## Stated task
Only lines with the string "JSON" matter here; gather them from the material below.
>> Start The data
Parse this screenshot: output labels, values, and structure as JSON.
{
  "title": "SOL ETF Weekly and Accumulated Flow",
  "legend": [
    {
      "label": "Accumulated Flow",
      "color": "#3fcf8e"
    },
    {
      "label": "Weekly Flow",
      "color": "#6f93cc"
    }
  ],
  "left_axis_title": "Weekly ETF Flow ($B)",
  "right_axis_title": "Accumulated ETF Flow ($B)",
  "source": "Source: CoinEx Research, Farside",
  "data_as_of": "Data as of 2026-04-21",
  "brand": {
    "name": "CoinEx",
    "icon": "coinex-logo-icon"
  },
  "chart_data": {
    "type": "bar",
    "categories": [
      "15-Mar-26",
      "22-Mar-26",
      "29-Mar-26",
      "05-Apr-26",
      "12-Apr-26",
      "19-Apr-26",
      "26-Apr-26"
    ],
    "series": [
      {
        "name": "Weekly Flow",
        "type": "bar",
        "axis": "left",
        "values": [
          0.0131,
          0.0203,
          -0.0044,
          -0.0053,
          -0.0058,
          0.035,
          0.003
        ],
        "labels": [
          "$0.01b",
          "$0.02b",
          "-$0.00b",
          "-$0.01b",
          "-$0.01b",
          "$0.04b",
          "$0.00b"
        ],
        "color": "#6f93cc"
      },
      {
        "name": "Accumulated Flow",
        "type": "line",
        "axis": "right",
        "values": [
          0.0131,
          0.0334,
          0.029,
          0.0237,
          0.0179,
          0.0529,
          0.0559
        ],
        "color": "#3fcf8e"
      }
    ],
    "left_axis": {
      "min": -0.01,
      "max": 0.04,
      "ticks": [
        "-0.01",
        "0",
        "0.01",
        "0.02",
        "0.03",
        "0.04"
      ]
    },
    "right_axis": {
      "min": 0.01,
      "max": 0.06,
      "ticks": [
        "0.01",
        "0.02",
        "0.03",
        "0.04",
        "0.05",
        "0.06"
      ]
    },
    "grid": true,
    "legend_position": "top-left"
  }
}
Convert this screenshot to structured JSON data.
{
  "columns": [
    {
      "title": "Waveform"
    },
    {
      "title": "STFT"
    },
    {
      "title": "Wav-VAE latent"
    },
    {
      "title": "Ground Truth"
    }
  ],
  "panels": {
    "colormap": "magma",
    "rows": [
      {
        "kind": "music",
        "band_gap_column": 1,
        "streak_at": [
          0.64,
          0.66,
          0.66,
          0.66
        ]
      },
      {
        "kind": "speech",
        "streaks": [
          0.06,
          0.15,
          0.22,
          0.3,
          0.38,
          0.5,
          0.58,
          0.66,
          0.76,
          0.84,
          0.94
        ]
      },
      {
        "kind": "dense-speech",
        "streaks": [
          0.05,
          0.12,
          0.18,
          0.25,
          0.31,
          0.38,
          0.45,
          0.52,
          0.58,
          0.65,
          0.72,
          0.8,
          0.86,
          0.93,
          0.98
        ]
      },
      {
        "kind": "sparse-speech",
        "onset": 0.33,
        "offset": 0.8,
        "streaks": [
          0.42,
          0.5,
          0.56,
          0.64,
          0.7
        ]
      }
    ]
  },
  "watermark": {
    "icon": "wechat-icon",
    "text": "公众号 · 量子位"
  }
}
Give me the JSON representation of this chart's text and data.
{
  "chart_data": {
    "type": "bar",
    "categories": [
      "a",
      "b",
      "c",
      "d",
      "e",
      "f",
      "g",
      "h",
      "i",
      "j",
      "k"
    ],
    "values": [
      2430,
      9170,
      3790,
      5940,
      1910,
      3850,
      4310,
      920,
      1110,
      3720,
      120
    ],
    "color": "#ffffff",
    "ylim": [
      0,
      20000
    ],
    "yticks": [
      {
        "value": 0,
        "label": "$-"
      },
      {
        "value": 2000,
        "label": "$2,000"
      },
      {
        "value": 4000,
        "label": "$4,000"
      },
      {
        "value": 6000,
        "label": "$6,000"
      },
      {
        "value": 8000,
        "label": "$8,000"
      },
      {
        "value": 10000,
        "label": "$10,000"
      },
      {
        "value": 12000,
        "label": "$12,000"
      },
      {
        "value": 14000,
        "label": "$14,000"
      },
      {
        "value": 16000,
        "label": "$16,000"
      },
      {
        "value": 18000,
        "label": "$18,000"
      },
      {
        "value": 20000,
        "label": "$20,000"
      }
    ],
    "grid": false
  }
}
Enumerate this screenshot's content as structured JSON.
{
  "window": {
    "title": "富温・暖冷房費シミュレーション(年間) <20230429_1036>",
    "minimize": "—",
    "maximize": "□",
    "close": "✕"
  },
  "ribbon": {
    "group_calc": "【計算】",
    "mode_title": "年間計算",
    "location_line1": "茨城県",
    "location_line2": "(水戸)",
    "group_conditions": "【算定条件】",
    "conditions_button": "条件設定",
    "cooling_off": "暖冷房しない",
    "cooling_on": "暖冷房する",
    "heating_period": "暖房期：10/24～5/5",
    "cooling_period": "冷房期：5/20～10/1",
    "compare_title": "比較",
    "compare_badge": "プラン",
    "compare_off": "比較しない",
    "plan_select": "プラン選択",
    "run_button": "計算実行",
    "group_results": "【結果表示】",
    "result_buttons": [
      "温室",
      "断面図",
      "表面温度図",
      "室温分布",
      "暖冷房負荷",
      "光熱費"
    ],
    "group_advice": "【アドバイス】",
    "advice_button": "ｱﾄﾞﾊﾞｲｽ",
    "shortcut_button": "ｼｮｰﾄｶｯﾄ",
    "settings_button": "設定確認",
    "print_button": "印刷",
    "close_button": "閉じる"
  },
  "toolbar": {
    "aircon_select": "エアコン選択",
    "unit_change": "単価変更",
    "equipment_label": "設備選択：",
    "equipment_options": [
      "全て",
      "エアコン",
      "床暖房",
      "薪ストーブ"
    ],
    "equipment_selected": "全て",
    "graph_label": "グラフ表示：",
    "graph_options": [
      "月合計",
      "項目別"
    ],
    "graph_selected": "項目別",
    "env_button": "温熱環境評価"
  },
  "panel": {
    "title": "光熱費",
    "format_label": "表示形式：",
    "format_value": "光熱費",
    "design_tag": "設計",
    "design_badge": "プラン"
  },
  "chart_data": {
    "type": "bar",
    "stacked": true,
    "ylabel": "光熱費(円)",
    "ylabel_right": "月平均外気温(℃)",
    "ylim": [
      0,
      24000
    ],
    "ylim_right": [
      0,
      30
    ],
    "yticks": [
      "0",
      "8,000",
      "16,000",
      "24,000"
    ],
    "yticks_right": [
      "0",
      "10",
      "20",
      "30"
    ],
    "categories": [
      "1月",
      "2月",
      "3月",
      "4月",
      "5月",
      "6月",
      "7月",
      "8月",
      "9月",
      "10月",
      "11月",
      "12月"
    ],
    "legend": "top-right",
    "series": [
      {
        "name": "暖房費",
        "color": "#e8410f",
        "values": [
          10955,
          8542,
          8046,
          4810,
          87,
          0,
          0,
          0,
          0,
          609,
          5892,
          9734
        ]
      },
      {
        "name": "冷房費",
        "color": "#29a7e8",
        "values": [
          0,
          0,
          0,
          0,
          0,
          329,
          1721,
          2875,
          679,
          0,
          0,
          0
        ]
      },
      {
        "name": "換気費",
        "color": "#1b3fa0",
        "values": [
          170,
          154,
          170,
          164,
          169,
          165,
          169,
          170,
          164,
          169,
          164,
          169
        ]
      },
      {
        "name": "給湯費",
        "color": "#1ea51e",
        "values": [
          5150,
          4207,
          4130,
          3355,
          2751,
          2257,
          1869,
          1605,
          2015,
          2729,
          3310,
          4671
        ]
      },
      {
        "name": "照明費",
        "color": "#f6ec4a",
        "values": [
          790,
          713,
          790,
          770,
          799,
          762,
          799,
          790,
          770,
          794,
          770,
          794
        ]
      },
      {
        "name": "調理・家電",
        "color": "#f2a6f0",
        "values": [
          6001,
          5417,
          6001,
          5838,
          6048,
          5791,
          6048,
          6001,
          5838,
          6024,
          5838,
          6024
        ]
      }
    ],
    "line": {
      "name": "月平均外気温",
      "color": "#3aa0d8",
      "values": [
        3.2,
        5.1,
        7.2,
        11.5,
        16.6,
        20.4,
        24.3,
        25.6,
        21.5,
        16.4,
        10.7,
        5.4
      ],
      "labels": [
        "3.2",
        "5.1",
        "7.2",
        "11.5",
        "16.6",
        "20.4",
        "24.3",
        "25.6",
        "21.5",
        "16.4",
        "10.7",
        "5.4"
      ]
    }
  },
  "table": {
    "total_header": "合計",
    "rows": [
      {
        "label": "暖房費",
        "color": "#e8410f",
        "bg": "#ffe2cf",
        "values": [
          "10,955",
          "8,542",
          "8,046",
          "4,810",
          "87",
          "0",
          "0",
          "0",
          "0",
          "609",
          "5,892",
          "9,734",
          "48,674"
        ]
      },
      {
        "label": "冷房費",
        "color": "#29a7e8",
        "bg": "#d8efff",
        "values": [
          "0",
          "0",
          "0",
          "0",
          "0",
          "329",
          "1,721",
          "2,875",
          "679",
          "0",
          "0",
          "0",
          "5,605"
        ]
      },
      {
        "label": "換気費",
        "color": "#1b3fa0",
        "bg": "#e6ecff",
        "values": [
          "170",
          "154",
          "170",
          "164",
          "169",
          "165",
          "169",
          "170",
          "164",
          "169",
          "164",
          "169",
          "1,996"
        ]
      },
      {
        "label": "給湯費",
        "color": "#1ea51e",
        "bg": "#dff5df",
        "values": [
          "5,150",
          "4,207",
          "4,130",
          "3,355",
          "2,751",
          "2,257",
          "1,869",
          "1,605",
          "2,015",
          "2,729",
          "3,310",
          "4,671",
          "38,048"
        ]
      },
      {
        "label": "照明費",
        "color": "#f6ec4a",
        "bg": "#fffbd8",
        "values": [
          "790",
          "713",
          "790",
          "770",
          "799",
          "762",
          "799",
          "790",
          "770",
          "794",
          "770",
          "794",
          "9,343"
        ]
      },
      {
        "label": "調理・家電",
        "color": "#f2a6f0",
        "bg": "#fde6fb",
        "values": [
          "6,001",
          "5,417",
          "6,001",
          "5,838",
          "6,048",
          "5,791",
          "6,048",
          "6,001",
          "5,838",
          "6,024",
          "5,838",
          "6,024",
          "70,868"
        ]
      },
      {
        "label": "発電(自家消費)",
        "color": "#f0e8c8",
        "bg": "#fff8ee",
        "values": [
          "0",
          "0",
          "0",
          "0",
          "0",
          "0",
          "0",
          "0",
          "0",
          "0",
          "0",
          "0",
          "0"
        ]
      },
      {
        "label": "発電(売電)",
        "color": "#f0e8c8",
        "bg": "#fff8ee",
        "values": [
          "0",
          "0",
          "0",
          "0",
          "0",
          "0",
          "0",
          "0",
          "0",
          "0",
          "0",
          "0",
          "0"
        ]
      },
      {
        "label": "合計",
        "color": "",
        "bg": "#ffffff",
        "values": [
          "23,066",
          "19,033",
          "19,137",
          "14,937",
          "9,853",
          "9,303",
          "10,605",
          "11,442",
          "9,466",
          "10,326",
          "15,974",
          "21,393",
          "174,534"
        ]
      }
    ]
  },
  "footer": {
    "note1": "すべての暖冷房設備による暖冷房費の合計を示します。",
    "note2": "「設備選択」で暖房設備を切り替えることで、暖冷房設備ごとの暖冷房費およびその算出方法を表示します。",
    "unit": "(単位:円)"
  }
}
>> End The data
## Exercise output
Parse this screenshot: output labels, values, and structure as JSON.
Convert this screenshot to structured JSON data.
Give me the JSON representation of this chart's text and data.
Enumerate this screenshot's content as structured JSON.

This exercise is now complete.